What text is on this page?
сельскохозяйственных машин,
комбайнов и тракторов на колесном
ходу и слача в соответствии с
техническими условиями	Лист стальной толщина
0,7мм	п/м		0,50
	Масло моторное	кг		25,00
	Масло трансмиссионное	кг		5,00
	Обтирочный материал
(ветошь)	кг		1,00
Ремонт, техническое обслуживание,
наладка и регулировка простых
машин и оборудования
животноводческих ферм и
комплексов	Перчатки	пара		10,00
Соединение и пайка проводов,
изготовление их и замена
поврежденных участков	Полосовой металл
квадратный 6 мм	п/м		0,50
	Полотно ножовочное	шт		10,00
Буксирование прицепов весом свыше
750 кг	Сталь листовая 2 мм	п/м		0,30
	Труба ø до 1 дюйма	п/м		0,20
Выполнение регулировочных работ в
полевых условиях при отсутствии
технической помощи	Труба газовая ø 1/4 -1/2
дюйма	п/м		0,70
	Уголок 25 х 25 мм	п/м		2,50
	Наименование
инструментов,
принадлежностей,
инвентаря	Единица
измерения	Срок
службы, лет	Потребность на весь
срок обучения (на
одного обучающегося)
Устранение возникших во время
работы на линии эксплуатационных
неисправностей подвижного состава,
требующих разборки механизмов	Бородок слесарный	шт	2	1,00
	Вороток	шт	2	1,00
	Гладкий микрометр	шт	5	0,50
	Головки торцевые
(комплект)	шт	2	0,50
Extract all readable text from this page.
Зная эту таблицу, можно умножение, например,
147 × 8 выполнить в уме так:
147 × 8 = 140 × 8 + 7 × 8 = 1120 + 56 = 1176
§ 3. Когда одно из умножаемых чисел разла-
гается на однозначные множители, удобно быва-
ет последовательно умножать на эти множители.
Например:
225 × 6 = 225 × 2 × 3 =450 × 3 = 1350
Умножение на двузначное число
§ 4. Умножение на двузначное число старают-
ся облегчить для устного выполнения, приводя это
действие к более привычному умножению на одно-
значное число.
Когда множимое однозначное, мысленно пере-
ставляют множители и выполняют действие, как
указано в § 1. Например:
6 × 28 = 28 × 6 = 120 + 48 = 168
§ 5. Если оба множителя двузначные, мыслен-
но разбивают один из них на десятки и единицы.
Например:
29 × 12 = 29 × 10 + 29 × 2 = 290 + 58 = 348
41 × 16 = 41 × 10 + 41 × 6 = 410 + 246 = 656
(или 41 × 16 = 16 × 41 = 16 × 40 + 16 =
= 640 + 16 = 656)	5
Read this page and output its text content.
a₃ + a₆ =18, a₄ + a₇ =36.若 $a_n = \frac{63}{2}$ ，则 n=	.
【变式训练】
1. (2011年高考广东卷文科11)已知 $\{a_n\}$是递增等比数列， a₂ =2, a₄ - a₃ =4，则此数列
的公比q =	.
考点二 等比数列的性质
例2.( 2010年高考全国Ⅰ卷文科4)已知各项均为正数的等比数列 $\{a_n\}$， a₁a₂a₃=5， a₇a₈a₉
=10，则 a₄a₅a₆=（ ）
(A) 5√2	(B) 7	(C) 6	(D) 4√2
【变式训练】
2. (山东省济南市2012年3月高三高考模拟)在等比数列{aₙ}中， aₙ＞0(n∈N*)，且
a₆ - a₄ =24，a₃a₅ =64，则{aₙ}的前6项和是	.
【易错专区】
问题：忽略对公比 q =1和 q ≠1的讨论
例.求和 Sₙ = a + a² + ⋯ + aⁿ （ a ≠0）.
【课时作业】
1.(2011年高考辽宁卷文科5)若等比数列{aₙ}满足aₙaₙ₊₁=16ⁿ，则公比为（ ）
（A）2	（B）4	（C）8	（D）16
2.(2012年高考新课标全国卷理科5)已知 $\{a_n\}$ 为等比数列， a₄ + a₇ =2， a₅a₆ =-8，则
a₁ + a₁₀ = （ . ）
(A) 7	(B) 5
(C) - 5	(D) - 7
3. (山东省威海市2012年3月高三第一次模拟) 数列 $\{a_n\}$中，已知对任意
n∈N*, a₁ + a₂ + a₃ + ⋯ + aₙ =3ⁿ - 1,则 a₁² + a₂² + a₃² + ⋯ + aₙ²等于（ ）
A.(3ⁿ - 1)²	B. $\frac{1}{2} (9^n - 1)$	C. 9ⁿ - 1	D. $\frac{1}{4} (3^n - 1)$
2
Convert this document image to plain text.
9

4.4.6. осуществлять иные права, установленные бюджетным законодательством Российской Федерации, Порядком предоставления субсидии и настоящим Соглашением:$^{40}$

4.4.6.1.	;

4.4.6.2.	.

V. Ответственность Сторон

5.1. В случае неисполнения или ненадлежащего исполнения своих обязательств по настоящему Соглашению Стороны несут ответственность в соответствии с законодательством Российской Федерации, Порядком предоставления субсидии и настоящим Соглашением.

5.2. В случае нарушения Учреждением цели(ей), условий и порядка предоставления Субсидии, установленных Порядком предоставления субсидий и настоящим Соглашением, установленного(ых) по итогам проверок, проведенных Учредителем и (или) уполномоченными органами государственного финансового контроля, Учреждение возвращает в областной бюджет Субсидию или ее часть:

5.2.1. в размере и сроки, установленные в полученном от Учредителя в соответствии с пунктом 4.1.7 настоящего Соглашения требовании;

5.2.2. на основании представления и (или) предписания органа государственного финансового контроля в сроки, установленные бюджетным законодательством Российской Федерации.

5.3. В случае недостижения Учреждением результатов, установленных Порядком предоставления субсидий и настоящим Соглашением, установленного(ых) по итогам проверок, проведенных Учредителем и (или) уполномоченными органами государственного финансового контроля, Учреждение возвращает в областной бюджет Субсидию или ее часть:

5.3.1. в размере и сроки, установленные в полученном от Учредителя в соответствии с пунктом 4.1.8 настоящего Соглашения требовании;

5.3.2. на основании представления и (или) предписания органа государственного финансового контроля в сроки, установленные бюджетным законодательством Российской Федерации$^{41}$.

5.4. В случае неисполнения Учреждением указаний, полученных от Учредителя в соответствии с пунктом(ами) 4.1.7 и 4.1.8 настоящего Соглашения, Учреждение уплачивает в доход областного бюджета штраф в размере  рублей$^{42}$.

####

**What to produce**
Recopy the entries above exactly, with every line included.

**Output of the task**
What text is on this page?
сельскохозяйственных машин,
комбайнов и тракторов на колесном
ходу и слача в соответствии с
техническими условиями	Лист стальной толщина
0,7мм	п/м		0,50
	Масло моторное	кг		25,00
	Масло трансмиссионное	кг		5,00
	Обтирочный материал
(ветошь)	кг		1,00
Ремонт, техническое обслуживание,
наладка и регулировка простых
машин и оборудования
животноводческих ферм и
комплексов	Перчатки	пара		10,00
Соединение и пайка проводов,
изготовление их и замена
поврежденных участков	Полосовой металл
квадратный 6 мм	п/м		0,50
	Полотно ножовочное	шт		10,00
Буксирование прицепов весом свыше
750 кг	Сталь листовая 2 мм	п/м		0,30
	Труба ø до 1 дюйма	п/м		0,20
Выполнение регулировочных работ в
полевых условиях при отсутствии
технической помощи	Труба газовая ø 1/4 -1/2
дюйма	п/м		0,70
	Уголок 25 х 25 мм	п/м		2,50
	Наименование
инструментов,
принадлежностей,
инвентаря	Единица
измерения	Срок
службы, лет	Потребность на весь
срок обучения (на
одного обучающегося)
Устранение возникших во время
работы на линии эксплуатационных
неисправностей подвижного состава,
требующих разборки механизмов	Бородок слесарный	шт	2	1,00
	Вороток	шт	2	1,00
	Гладкий микрометр	шт	5	0,50
	Головки торцевые
(комплект)	шт	2	0,50
Extract all readable text from this page.
Зная эту таблицу, можно умножение, например,
147 × 8 выполнить в уме так:
147 × 8 = 140 × 8 + 7 × 8 = 1120 + 56 = 1176
§ 3. Когда одно из умножаемых чисел разла-
гается на однозначные множители, удобно быва-
ет последовательно умножать на эти множители.
Например:
225 × 6 = 225 × 2 × 3 =450 × 3 = 1350
Умножение на двузначное число
§ 4. Умножение на двузначное число старают-
ся облегчить для устного выполнения, приводя это
действие к более привычному умножению на одно-
значное число.
Когда множимое однозначное, мысленно пере-
ставляют множители и выполняют действие, как
указано в § 1. Например:
6 × 28 = 28 × 6 = 120 + 48 = 168
§ 5. Если оба множителя двузначные, мыслен-
но разбивают один из них на десятки и единицы.
Например:
29 × 12 = 29 × 10 + 29 × 2 = 290 + 58 = 348
41 × 16 = 41 × 10 + 41 × 6 = 410 + 246 = 656
(или 41 × 16 = 16 × 41 = 16 × 40 + 16 =
= 640 + 16 = 656)	5
Read this page and output its text content.
a₃ + a₆ =18, a₄ + a₇ =36.若 $a_n = \frac{63}{2}$ ，则 n=	.
【变式训练】
1. (2011年高考广东卷文科11)已知 $\{a_n\}$是递增等比数列， a₂ =2, a₄ - a₃ =4，则此数列
的公比q =	.
考点二 等比数列的性质
例2.( 2010年高考全国Ⅰ卷文科4)已知各项均为正数的等比数列 $\{a_n\}$， a₁a₂a₃=5， a₇a₈a₉
=10，则 a₄a₅a₆=（ ）
(A) 5√2	(B) 7	(C) 6	(D) 4√2
【变式训练】
2. (山东省济南市2012年3月高三高考模拟)在等比数列{aₙ}中， aₙ＞0(n∈N*)，且
a₆ - a₄ =24，a₃a₅ =64，则{aₙ}的前6项和是	.
【易错专区】
问题：忽略对公比 q =1和 q ≠1的讨论
例.求和 Sₙ = a + a² + ⋯ + aⁿ （ a ≠0）.
【课时作业】
1.(2011年高考辽宁卷文科5)若等比数列{aₙ}满足aₙaₙ₊₁=16ⁿ，则公比为（ ）
（A）2	（B）4	（C）8	（D）16
2.(2012年高考新课标全国卷理科5)已知 $\{a_n\}$ 为等比数列， a₄ + a₇ =2， a₅a₆ =-8，则
a₁ + a₁₀ = （ . ）
(A) 7	(B) 5
(C) - 5	(D) - 7
3. (山东省威海市2012年3月高三第一次模拟) 数列 $\{a_n\}$中，已知对任意
n∈N*, a₁ + a₂ + a₃ + ⋯ + aₙ =3ⁿ - 1,则 a₁² + a₂² + a₃² + ⋯ + aₙ²等于（ ）
A.(3ⁿ - 1)²	B. $\frac{1}{2} (9^n - 1)$	C. 9ⁿ - 1	D. $\frac{1}{4} (3^n - 1)$
2
Convert this document image to plain text.
9

4.4.6. осуществлять иные права, установленные бюджетным законодательством Российской Федерации, Порядком предоставления субсидии и настоящим Соглашением:$^{40}$

4.4.6.1.	;

4.4.6.2.	.

V. Ответственность Сторон

5.1. В случае неисполнения или ненадлежащего исполнения своих обязательств по настоящему Соглашению Стороны несут ответственность в соответствии с законодательством Российской Федерации, Порядком предоставления субсидии и настоящим Соглашением.

5.2. В случае нарушения Учреждением цели(ей), условий и порядка предоставления Субсидии, установленных Порядком предоставления субсидий и настоящим Соглашением, установленного(ых) по итогам проверок, проведенных Учредителем и (или) уполномоченными органами государственного финансового контроля, Учреждение возвращает в областной бюджет Субсидию или ее часть:

5.2.1. в размере и сроки, установленные в полученном от Учредителя в соответствии с пунктом 4.1.7 настоящего Соглашения требовании;

5.2.2. на основании представления и (или) предписания органа государственного финансового контроля в сроки, установленные бюджетным законодательством Российской Федерации.

5.3. В случае недостижения Учреждением результатов, установленных Порядком предоставления субсидий и настоящим Соглашением, установленного(ых) по итогам проверок, проведенных Учредителем и (или) уполномоченными органами государственного финансового контроля, Учреждение возвращает в областной бюджет Субсидию или ее часть:

5.3.1. в размере и сроки, установленные в полученном от Учредителя в соответствии с пунктом 4.1.8 настоящего Соглашения требовании;

5.3.2. на основании представления и (или) предписания органа государственного финансового контроля в сроки, установленные бюджетным законодательством Российской Федерации$^{41}$.

5.4. В случае неисполнения Учреждением указаний, полученных от Учредителя в соответствии с пунктом(ами) 4.1.7 и 4.1.8 настоящего Соглашения, Учреждение уплачивает в доход областного бюджета штраф в размере  рублей$^{42}$.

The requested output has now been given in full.